Data records
○ ○ ○
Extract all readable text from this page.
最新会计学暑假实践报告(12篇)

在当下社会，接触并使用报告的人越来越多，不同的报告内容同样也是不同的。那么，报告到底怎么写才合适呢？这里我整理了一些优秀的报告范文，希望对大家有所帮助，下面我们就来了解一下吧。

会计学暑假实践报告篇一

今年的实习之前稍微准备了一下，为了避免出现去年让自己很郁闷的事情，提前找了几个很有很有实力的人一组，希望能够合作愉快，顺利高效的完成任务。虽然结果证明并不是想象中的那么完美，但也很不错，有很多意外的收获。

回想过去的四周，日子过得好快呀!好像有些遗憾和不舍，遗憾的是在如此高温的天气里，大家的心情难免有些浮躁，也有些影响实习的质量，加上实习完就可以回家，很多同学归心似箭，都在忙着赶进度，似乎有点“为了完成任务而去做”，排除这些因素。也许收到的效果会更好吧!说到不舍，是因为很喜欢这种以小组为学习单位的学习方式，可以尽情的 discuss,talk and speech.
○ ○ ○
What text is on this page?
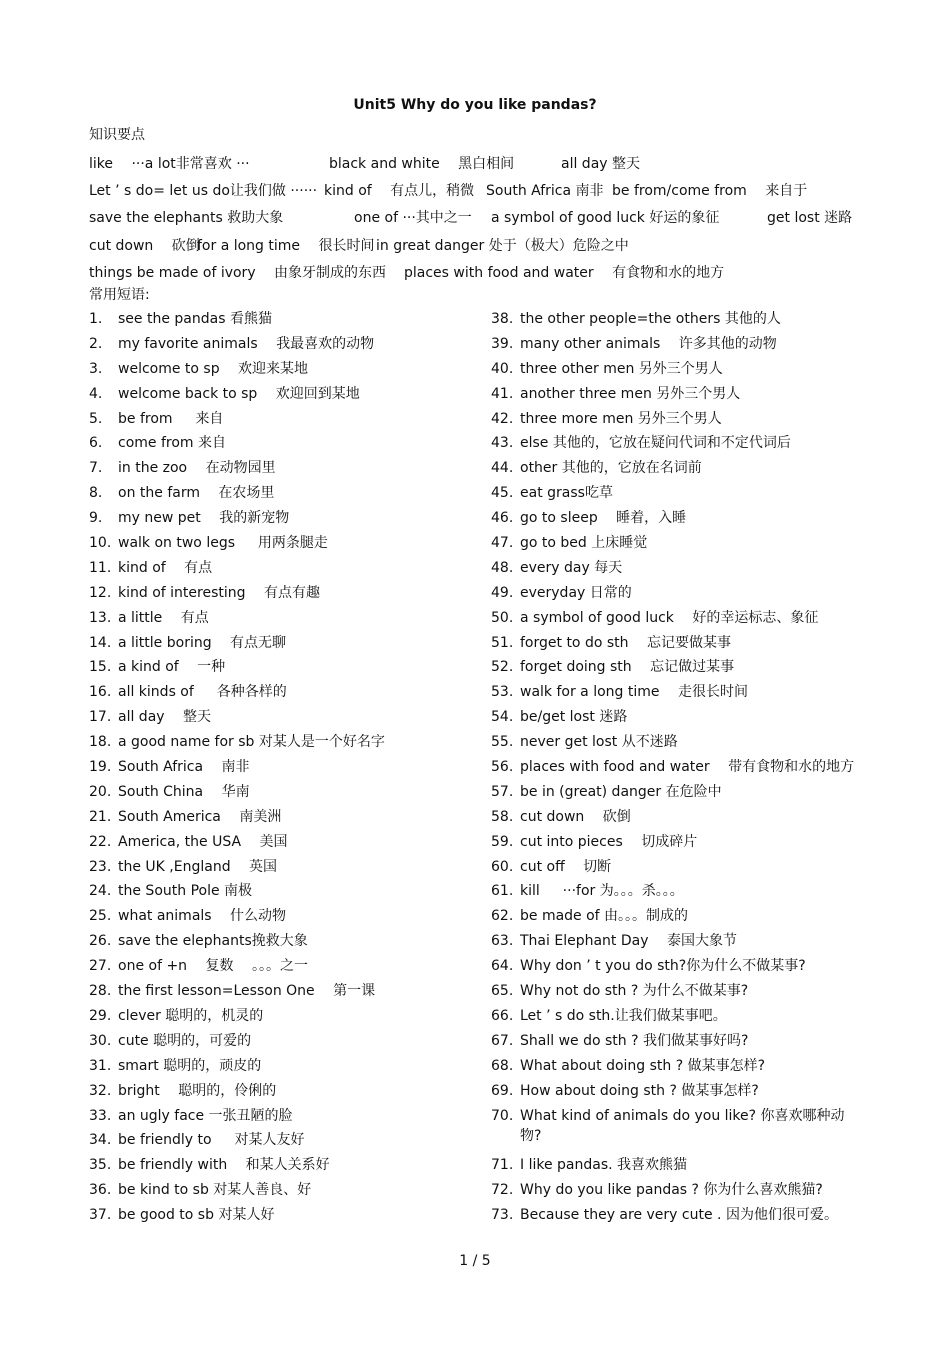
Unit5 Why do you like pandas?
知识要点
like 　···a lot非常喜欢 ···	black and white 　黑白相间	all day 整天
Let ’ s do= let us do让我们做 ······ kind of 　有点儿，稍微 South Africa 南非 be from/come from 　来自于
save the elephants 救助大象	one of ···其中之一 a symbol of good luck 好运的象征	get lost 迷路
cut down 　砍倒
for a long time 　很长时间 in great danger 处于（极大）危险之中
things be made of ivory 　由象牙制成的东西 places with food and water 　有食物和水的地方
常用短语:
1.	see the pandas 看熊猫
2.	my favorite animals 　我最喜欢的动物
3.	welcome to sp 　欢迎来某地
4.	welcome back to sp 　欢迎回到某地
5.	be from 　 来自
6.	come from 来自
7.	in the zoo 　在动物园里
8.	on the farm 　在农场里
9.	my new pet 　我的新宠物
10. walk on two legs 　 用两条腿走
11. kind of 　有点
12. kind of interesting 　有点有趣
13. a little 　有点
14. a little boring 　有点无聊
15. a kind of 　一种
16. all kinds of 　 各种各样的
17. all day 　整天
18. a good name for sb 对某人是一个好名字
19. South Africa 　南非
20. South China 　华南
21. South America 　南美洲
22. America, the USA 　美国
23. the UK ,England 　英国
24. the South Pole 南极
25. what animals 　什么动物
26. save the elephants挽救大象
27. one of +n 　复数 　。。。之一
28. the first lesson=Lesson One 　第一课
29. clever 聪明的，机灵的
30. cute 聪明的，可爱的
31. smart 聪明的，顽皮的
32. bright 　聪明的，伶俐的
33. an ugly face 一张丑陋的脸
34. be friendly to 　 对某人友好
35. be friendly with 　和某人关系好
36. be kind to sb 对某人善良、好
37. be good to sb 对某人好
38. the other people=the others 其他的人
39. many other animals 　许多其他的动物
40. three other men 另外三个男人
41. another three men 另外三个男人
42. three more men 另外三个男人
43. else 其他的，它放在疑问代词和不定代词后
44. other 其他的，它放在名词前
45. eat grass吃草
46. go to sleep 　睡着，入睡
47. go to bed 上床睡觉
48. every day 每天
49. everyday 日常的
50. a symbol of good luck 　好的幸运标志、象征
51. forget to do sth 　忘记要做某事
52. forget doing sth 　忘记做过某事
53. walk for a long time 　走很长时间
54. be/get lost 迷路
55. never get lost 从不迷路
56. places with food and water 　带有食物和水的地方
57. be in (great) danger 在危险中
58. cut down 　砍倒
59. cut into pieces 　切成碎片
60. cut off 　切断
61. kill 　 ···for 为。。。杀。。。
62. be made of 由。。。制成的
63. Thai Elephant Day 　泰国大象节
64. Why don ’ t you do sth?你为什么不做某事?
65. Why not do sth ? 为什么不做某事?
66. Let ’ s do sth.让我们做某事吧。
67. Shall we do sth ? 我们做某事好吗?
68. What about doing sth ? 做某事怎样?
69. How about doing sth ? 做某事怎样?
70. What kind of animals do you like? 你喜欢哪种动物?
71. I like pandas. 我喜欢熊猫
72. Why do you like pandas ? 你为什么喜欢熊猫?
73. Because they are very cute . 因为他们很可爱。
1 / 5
○ ○ ○
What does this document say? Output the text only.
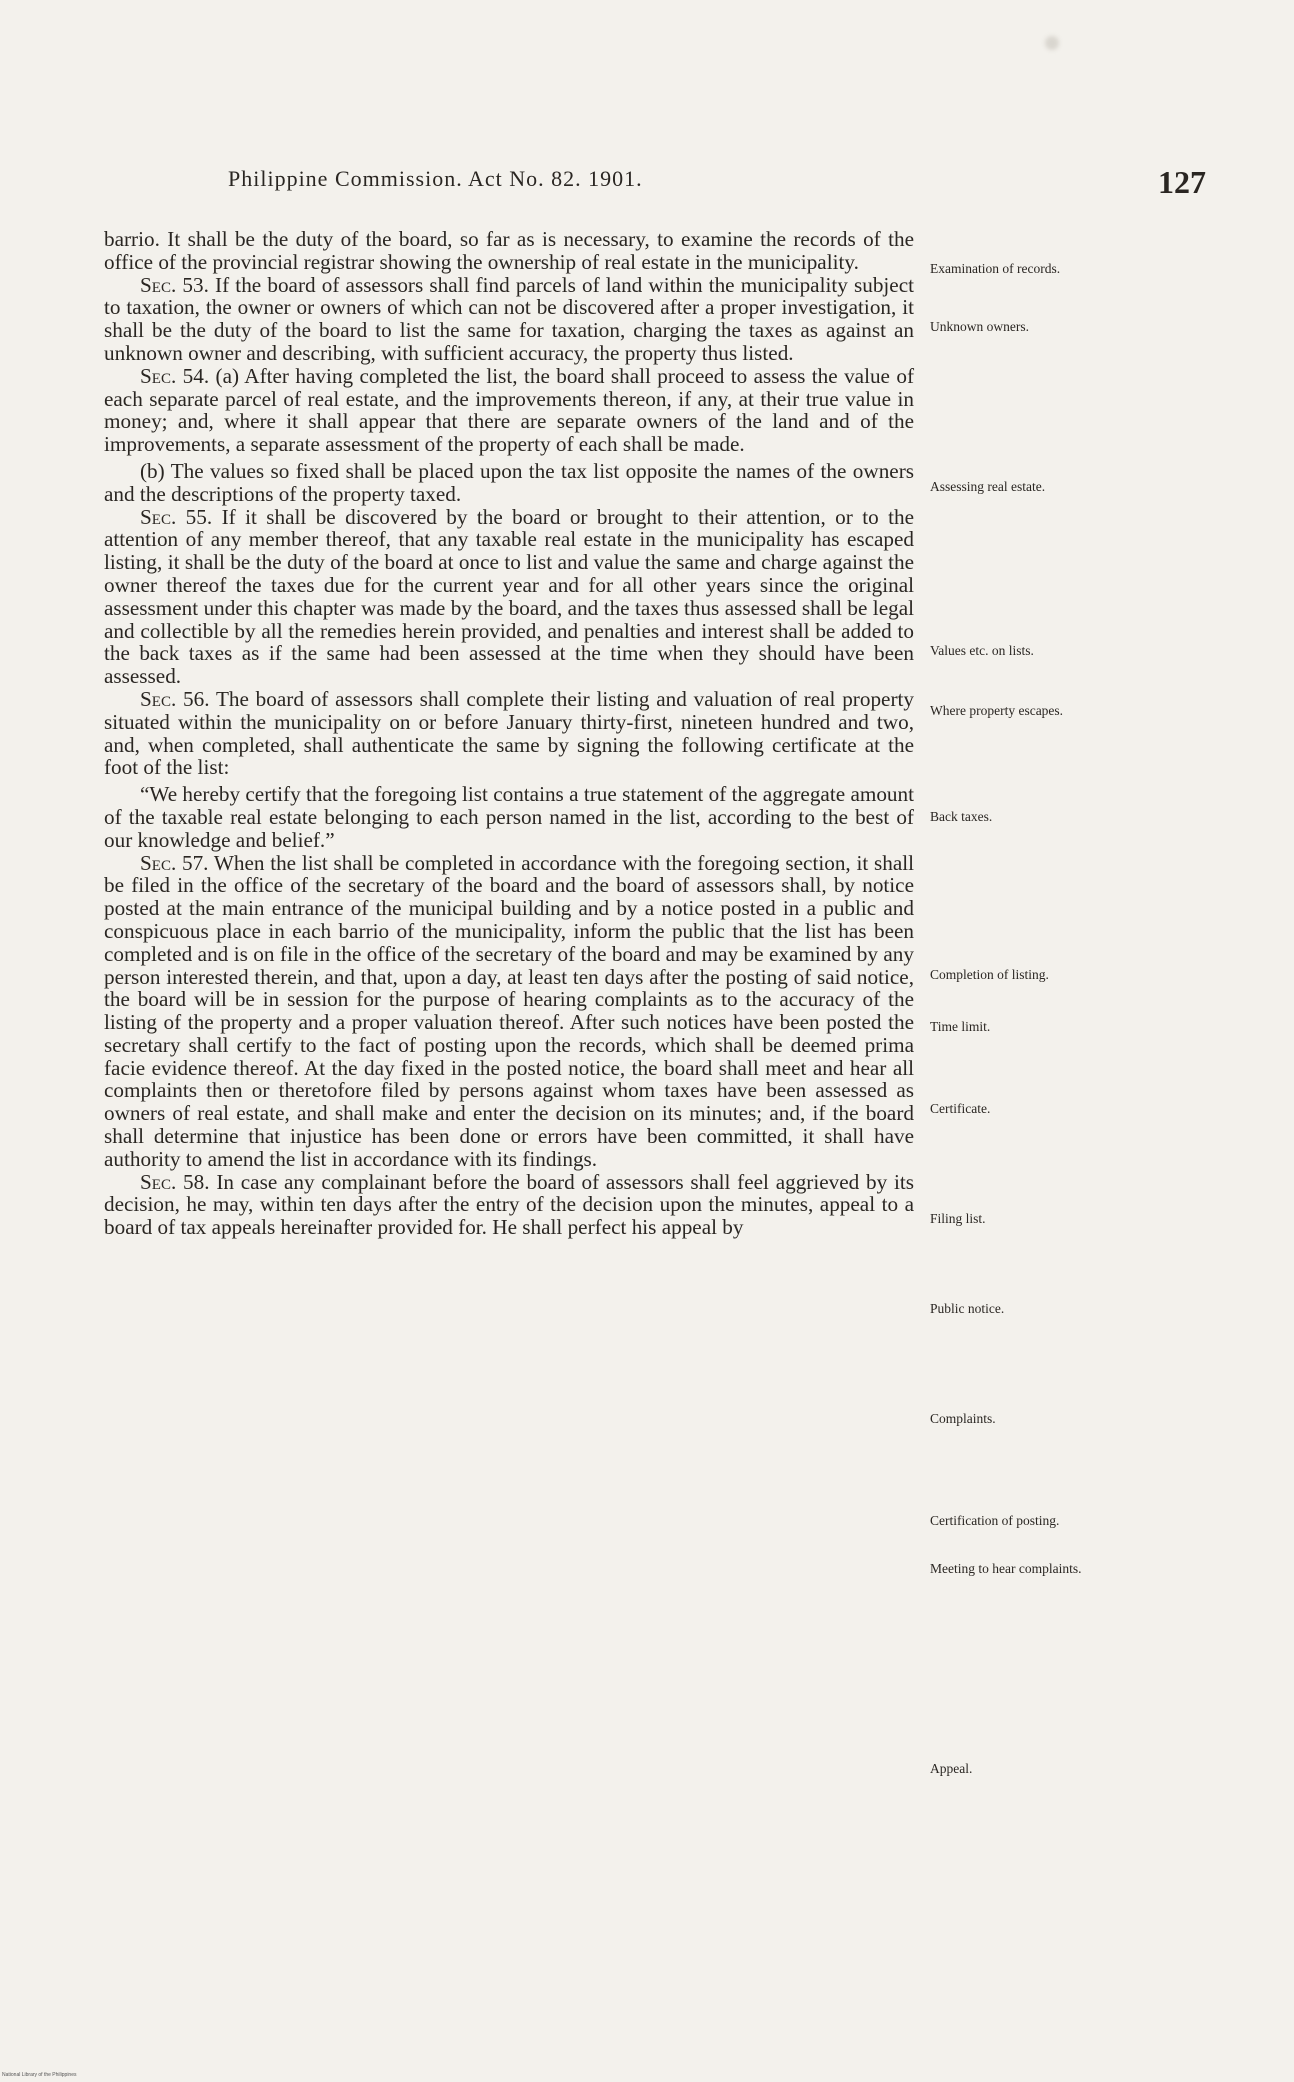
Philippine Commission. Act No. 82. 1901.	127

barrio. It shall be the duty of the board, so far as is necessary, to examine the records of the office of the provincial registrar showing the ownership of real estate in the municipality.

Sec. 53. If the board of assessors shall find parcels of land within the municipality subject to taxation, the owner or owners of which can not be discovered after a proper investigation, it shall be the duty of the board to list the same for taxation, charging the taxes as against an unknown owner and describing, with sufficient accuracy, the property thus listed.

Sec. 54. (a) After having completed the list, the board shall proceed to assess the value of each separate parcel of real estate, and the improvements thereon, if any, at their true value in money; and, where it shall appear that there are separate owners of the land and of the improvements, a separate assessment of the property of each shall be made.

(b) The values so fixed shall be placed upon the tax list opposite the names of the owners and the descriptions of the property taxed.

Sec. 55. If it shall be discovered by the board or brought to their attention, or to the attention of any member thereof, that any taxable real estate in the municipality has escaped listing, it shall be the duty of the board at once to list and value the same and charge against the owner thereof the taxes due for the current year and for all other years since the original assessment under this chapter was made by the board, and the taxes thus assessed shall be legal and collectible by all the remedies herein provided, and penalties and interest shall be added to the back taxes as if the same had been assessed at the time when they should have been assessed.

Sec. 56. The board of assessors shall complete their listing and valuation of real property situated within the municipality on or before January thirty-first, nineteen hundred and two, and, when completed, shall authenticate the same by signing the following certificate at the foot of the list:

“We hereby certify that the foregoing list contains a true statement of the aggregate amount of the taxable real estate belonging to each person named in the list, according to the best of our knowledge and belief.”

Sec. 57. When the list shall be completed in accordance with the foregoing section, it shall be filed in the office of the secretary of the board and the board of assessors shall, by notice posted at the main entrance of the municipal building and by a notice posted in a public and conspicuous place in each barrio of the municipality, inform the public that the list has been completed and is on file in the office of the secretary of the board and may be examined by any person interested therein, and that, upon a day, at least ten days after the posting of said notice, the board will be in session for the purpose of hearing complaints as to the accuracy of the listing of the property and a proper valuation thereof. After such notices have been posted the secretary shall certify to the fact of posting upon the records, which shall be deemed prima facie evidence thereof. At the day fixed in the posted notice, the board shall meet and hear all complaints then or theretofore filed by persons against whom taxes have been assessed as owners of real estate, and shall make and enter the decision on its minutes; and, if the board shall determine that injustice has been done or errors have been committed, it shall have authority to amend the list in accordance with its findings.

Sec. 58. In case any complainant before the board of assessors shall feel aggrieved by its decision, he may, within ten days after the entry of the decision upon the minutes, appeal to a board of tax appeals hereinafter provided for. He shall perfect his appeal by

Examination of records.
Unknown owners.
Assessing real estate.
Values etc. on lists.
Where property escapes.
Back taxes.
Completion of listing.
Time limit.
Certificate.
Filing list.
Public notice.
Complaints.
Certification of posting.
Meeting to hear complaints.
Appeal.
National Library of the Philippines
○ ○ ○
(GIVEN PROBLEM) Find every line of the data that holds the string "danger", then say how many there are and nothing else.

(ANSWER TO THE TASK) 2